Directive: Repeat every line below exactly, word for word.

# Start of Supplied records

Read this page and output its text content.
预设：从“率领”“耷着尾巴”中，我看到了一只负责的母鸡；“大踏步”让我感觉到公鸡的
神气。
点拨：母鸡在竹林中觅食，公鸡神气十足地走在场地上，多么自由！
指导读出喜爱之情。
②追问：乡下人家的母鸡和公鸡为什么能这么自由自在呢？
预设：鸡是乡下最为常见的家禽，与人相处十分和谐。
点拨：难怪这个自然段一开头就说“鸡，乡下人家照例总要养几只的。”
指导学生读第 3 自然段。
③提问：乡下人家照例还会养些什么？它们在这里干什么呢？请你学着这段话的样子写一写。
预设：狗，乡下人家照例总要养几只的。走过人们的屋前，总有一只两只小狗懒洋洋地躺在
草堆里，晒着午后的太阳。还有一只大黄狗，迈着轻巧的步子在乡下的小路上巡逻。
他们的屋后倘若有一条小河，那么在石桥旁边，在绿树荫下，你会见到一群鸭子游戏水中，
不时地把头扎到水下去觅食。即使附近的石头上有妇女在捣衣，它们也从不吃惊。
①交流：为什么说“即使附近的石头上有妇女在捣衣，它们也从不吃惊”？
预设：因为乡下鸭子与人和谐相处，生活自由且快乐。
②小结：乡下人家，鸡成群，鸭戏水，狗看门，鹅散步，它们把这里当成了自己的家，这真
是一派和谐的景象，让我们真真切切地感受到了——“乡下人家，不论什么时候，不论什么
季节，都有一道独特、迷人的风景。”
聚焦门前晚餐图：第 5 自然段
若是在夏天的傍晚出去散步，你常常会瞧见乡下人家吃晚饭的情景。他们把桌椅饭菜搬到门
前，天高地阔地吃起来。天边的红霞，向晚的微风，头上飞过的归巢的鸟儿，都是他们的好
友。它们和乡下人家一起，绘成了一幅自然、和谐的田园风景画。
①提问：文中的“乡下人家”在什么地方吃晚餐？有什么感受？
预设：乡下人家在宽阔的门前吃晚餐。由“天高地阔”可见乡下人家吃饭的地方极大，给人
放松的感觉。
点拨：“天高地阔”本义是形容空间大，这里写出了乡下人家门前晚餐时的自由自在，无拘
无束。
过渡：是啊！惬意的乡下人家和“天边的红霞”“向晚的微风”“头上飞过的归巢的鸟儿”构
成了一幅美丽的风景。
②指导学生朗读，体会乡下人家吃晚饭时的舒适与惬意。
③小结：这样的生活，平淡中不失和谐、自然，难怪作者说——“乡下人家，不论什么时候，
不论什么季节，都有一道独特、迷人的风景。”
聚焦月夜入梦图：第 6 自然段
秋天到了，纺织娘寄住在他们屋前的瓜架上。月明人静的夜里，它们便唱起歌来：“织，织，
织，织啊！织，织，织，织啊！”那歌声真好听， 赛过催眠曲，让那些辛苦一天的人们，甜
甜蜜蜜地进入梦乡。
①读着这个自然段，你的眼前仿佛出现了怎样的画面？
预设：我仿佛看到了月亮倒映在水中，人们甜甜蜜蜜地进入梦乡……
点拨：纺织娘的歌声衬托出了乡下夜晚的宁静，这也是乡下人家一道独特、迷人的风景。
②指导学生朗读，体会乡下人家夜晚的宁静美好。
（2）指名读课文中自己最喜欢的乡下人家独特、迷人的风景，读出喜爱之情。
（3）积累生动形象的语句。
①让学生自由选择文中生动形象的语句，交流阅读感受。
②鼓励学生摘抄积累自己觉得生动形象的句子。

# End of Supplied records

Exercise result:
Read this page and output its text content.
预设：从“率领”“耷着尾巴”中，我看到了一只负责的母鸡；“大踏步”让我感觉到公鸡的
神气。
点拨：母鸡在竹林中觅食，公鸡神气十足地走在场地上，多么自由！
指导读出喜爱之情。
②追问：乡下人家的母鸡和公鸡为什么能这么自由自在呢？
预设：鸡是乡下最为常见的家禽，与人相处十分和谐。
点拨：难怪这个自然段一开头就说“鸡，乡下人家照例总要养几只的。”
指导学生读第 3 自然段。
③提问：乡下人家照例还会养些什么？它们在这里干什么呢？请你学着这段话的样子写一写。
预设：狗，乡下人家照例总要养几只的。走过人们的屋前，总有一只两只小狗懒洋洋地躺在
草堆里，晒着午后的太阳。还有一只大黄狗，迈着轻巧的步子在乡下的小路上巡逻。
他们的屋后倘若有一条小河，那么在石桥旁边，在绿树荫下，你会见到一群鸭子游戏水中，
不时地把头扎到水下去觅食。即使附近的石头上有妇女在捣衣，它们也从不吃惊。
①交流：为什么说“即使附近的石头上有妇女在捣衣，它们也从不吃惊”？
预设：因为乡下鸭子与人和谐相处，生活自由且快乐。
②小结：乡下人家，鸡成群，鸭戏水，狗看门，鹅散步，它们把这里当成了自己的家，这真
是一派和谐的景象，让我们真真切切地感受到了——“乡下人家，不论什么时候，不论什么
季节，都有一道独特、迷人的风景。”
聚焦门前晚餐图：第 5 自然段
若是在夏天的傍晚出去散步，你常常会瞧见乡下人家吃晚饭的情景。他们把桌椅饭菜搬到门
前，天高地阔地吃起来。天边的红霞，向晚的微风，头上飞过的归巢的鸟儿，都是他们的好
友。它们和乡下人家一起，绘成了一幅自然、和谐的田园风景画。
①提问：文中的“乡下人家”在什么地方吃晚餐？有什么感受？
预设：乡下人家在宽阔的门前吃晚餐。由“天高地阔”可见乡下人家吃饭的地方极大，给人
放松的感觉。
点拨：“天高地阔”本义是形容空间大，这里写出了乡下人家门前晚餐时的自由自在，无拘
无束。
过渡：是啊！惬意的乡下人家和“天边的红霞”“向晚的微风”“头上飞过的归巢的鸟儿”构
成了一幅美丽的风景。
②指导学生朗读，体会乡下人家吃晚饭时的舒适与惬意。
③小结：这样的生活，平淡中不失和谐、自然，难怪作者说——“乡下人家，不论什么时候，
不论什么季节，都有一道独特、迷人的风景。”
聚焦月夜入梦图：第 6 自然段
秋天到了，纺织娘寄住在他们屋前的瓜架上。月明人静的夜里，它们便唱起歌来：“织，织，
织，织啊！织，织，织，织啊！”那歌声真好听， 赛过催眠曲，让那些辛苦一天的人们，甜
甜蜜蜜地进入梦乡。
①读着这个自然段，你的眼前仿佛出现了怎样的画面？
预设：我仿佛看到了月亮倒映在水中，人们甜甜蜜蜜地进入梦乡……
点拨：纺织娘的歌声衬托出了乡下夜晚的宁静，这也是乡下人家一道独特、迷人的风景。
②指导学生朗读，体会乡下人家夜晚的宁静美好。
（2）指名读课文中自己最喜欢的乡下人家独特、迷人的风景，读出喜爱之情。
（3）积累生动形象的语句。
①让学生自由选择文中生动形象的语句，交流阅读感受。
②鼓励学生摘抄积累自己觉得生动形象的句子。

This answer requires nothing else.